A block of data —

|---|

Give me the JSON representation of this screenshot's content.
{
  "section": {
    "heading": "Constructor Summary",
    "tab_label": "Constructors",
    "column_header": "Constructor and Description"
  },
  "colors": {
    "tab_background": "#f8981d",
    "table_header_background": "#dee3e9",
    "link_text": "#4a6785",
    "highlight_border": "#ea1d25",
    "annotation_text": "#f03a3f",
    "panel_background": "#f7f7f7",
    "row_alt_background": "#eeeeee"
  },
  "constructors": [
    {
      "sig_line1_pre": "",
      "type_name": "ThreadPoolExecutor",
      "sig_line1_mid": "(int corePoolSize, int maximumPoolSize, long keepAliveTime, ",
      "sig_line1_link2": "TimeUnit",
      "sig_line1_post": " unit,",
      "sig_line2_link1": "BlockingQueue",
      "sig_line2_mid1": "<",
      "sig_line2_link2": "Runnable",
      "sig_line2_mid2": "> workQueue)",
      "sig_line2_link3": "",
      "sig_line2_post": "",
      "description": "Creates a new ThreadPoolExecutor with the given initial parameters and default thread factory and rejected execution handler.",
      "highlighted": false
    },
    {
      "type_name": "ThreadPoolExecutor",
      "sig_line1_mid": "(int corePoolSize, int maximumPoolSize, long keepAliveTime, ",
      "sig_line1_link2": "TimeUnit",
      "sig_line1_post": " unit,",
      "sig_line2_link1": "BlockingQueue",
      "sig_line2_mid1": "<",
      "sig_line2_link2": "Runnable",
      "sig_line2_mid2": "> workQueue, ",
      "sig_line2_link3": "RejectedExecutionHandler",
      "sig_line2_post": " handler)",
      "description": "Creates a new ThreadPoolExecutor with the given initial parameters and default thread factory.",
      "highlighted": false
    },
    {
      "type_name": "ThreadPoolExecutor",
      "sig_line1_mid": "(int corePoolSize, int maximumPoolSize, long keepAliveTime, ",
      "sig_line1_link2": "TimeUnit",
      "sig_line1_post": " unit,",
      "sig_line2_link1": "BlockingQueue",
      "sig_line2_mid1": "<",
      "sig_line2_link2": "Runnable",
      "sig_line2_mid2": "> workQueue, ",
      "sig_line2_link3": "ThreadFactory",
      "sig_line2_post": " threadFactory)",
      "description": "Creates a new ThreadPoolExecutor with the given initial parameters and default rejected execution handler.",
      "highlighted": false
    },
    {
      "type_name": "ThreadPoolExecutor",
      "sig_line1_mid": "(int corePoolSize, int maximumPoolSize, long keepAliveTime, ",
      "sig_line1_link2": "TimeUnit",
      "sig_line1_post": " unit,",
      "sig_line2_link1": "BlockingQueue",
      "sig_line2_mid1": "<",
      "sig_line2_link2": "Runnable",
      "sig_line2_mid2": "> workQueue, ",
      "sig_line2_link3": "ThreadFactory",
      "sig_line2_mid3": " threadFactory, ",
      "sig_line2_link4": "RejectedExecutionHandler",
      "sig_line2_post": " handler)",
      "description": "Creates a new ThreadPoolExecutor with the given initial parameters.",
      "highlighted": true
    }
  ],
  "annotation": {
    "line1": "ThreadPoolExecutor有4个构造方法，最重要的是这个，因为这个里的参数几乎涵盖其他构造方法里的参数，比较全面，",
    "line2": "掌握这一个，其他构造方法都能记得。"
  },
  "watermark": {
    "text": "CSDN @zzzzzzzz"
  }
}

|---|

Description of the task — All of the entries above must be quoted exactly.

Final result —
Give me the JSON representation of this screenshot's content.
{
  "section": {
    "heading": "Constructor Summary",
    "tab_label": "Constructors",
    "column_header": "Constructor and Description"
  },
  "colors": {
    "tab_background": "#f8981d",
    "table_header_background": "#dee3e9",
    "link_text": "#4a6785",
    "highlight_border": "#ea1d25",
    "annotation_text": "#f03a3f",
    "panel_background": "#f7f7f7",
    "row_alt_background": "#eeeeee"
  },
  "constructors": [
    {
      "sig_line1_pre": "",
      "type_name": "ThreadPoolExecutor",
      "sig_line1_mid": "(int corePoolSize, int maximumPoolSize, long keepAliveTime, ",
      "sig_line1_link2": "TimeUnit",
      "sig_line1_post": " unit,",
      "sig_line2_link1": "BlockingQueue",
      "sig_line2_mid1": "<",
      "sig_line2_link2": "Runnable",
      "sig_line2_mid2": "> workQueue)",
      "sig_line2_link3": "",
      "sig_line2_post": "",
      "description": "Creates a new ThreadPoolExecutor with the given initial parameters and default thread factory and rejected execution handler.",
      "highlighted": false
    },
    {
      "type_name": "ThreadPoolExecutor",
      "sig_line1_mid": "(int corePoolSize, int maximumPoolSize, long keepAliveTime, ",
      "sig_line1_link2": "TimeUnit",
      "sig_line1_post": " unit,",
      "sig_line2_link1": "BlockingQueue",
      "sig_line2_mid1": "<",
      "sig_line2_link2": "Runnable",
      "sig_line2_mid2": "> workQueue, ",
      "sig_line2_link3": "RejectedExecutionHandler",
      "sig_line2_post": " handler)",
      "description": "Creates a new ThreadPoolExecutor with the given initial parameters and default thread factory.",
      "highlighted": false
    },
    {
      "type_name": "ThreadPoolExecutor",
      "sig_line1_mid": "(int corePoolSize, int maximumPoolSize, long keepAliveTime, ",
      "sig_line1_link2": "TimeUnit",
      "sig_line1_post": " unit,",
      "sig_line2_link1": "BlockingQueue",
      "sig_line2_mid1": "<",
      "sig_line2_link2": "Runnable",
      "sig_line2_mid2": "> workQueue, ",
      "sig_line2_link3": "ThreadFactory",
      "sig_line2_post": " threadFactory)",
      "description": "Creates a new ThreadPoolExecutor with the given initial parameters and default rejected execution handler.",
      "highlighted": false
    },
    {
      "type_name": "ThreadPoolExecutor",
      "sig_line1_mid": "(int corePoolSize, int maximumPoolSize, long keepAliveTime, ",
      "sig_line1_link2": "TimeUnit",
      "sig_line1_post": " unit,",
      "sig_line2_link1": "BlockingQueue",
      "sig_line2_mid1": "<",
      "sig_line2_link2": "Runnable",
      "sig_line2_mid2": "> workQueue, ",
      "sig_line2_link3": "ThreadFactory",
      "sig_line2_mid3": " threadFactory, ",
      "sig_line2_link4": "RejectedExecutionHandler",
      "sig_line2_post": " handler)",
      "description": "Creates a new ThreadPoolExecutor with the given initial parameters.",
      "highlighted": true
    }
  ],
  "annotation": {
    "line1": "ThreadPoolExecutor有4个构造方法，最重要的是这个，因为这个里的参数几乎涵盖其他构造方法里的参数，比较全面，",
    "line2": "掌握这一个，其他构造方法都能记得。"
  },
  "watermark": {
    "text": "CSDN @zzzzzzzz"
  }
}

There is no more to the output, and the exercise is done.